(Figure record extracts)
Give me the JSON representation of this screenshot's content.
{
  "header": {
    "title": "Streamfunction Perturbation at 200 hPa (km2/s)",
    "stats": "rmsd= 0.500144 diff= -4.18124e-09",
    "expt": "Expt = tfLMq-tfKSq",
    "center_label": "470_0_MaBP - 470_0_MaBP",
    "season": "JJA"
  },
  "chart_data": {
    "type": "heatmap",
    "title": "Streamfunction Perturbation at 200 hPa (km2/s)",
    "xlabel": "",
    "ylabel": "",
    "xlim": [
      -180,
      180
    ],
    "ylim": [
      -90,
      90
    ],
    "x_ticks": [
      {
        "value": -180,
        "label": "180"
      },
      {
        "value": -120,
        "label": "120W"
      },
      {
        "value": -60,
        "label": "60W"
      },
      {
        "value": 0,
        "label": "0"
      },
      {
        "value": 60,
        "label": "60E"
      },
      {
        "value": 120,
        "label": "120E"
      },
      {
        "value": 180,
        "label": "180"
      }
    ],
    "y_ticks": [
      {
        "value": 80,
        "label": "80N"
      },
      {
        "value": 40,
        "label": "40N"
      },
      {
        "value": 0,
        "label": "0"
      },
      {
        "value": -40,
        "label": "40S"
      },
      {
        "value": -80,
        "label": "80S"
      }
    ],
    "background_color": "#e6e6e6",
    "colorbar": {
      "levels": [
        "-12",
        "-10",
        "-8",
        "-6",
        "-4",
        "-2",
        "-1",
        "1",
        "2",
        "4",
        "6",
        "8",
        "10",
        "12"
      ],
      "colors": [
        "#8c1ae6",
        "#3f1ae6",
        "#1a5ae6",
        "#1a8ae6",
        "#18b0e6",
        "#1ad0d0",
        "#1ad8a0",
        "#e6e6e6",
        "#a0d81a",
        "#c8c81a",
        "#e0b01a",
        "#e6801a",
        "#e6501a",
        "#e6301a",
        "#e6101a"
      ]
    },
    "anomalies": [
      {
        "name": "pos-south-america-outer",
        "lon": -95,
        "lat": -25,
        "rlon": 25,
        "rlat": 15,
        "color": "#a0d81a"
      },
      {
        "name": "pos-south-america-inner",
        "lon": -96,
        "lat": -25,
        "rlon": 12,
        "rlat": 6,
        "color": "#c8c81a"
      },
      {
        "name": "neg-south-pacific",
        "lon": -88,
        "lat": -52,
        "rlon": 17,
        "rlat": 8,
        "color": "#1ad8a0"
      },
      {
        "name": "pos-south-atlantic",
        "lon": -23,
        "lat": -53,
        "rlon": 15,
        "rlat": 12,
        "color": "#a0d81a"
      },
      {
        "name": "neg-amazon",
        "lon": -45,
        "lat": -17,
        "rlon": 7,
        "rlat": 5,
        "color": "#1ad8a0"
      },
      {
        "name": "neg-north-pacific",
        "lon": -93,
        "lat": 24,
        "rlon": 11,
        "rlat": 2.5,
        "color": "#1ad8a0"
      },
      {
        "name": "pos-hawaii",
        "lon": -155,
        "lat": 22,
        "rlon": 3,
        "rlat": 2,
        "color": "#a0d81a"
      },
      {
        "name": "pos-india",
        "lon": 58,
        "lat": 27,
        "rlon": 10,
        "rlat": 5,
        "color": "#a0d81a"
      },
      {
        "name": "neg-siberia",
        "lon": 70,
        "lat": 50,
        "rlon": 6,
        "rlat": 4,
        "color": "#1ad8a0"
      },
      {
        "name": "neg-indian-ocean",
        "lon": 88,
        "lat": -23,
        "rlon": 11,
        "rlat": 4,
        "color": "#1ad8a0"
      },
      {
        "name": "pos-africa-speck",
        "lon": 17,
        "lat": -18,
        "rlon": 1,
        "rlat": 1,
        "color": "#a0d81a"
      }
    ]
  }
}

#### EXERCISE OBJECTIVE
All of the data above should be transcribed exactly.

#### WRITTEN RESPONSE
Give me the JSON representation of this screenshot's content.
{
  "header": {
    "title": "Streamfunction Perturbation at 200 hPa (km2/s)",
    "stats": "rmsd= 0.500144 diff= -4.18124e-09",
    "expt": "Expt = tfLMq-tfKSq",
    "center_label": "470_0_MaBP - 470_0_MaBP",
    "season": "JJA"
  },
  "chart_data": {
    "type": "heatmap",
    "title": "Streamfunction Perturbation at 200 hPa (km2/s)",
    "xlabel": "",
    "ylabel": "",
    "xlim": [
      -180,
      180
    ],
    "ylim": [
      -90,
      90
    ],
    "x_ticks": [
      {
        "value": -180,
        "label": "180"
      },
      {
        "value": -120,
        "label": "120W"
      },
      {
        "value": -60,
        "label": "60W"
      },
      {
        "value": 0,
        "label": "0"
      },
      {
        "value": 60,
        "label": "60E"
      },
      {
        "value": 120,
        "label": "120E"
      },
      {
        "value": 180,
        "label": "180"
      }
    ],
    "y_ticks": [
      {
        "value": 80,
        "label": "80N"
      },
      {
        "value": 40,
        "label": "40N"
      },
      {
        "value": 0,
        "label": "0"
      },
      {
        "value": -40,
        "label": "40S"
      },
      {
        "value": -80,
        "label": "80S"
      }
    ],
    "background_color": "#e6e6e6",
    "colorbar": {
      "levels": [
        "-12",
        "-10",
        "-8",
        "-6",
        "-4",
        "-2",
        "-1",
        "1",
        "2",
        "4",
        "6",
        "8",
        "10",
        "12"
      ],
      "colors": [
        "#8c1ae6",
        "#3f1ae6",
        "#1a5ae6",
        "#1a8ae6",
        "#18b0e6",
        "#1ad0d0",
        "#1ad8a0",
        "#e6e6e6",
        "#a0d81a",
        "#c8c81a",
        "#e0b01a",
        "#e6801a",
        "#e6501a",
        "#e6301a",
        "#e6101a"
      ]
    },
    "anomalies": [
      {
        "name": "pos-south-america-outer",
        "lon": -95,
        "lat": -25,
        "rlon": 25,
        "rlat": 15,
        "color": "#a0d81a"
      },
      {
        "name": "pos-south-america-inner",
        "lon": -96,
        "lat": -25,
        "rlon": 12,
        "rlat": 6,
        "color": "#c8c81a"
      },
      {
        "name": "neg-south-pacific",
        "lon": -88,
        "lat": -52,
        "rlon": 17,
        "rlat": 8,
        "color": "#1ad8a0"
      },
      {
        "name": "pos-south-atlantic",
        "lon": -23,
        "lat": -53,
        "rlon": 15,
        "rlat": 12,
        "color": "#a0d81a"
      },
      {
        "name": "neg-amazon",
        "lon": -45,
        "lat": -17,
        "rlon": 7,
        "rlat": 5,
        "color": "#1ad8a0"
      },
      {
        "name": "neg-north-pacific",
        "lon": -93,
        "lat": 24,
        "rlon": 11,
        "rlat": 2.5,
        "color": "#1ad8a0"
      },
      {
        "name": "pos-hawaii",
        "lon": -155,
        "lat": 22,
        "rlon": 3,
        "rlat": 2,
        "color": "#a0d81a"
      },
      {
        "name": "pos-india",
        "lon": 58,
        "lat": 27,
        "rlon": 10,
        "rlat": 5,
        "color": "#a0d81a"
      },
      {
        "name": "neg-siberia",
        "lon": 70,
        "lat": 50,
        "rlon": 6,
        "rlat": 4,
        "color": "#1ad8a0"
      },
      {
        "name": "neg-indian-ocean",
        "lon": 88,
        "lat": -23,
        "rlon": 11,
        "rlat": 4,
        "color": "#1ad8a0"
      },
      {
        "name": "pos-africa-speck",
        "lon": 17,
        "lat": -18,
        "rlon": 1,
        "rlat": 1,
        "color": "#a0d81a"
      }
    ]
  }
}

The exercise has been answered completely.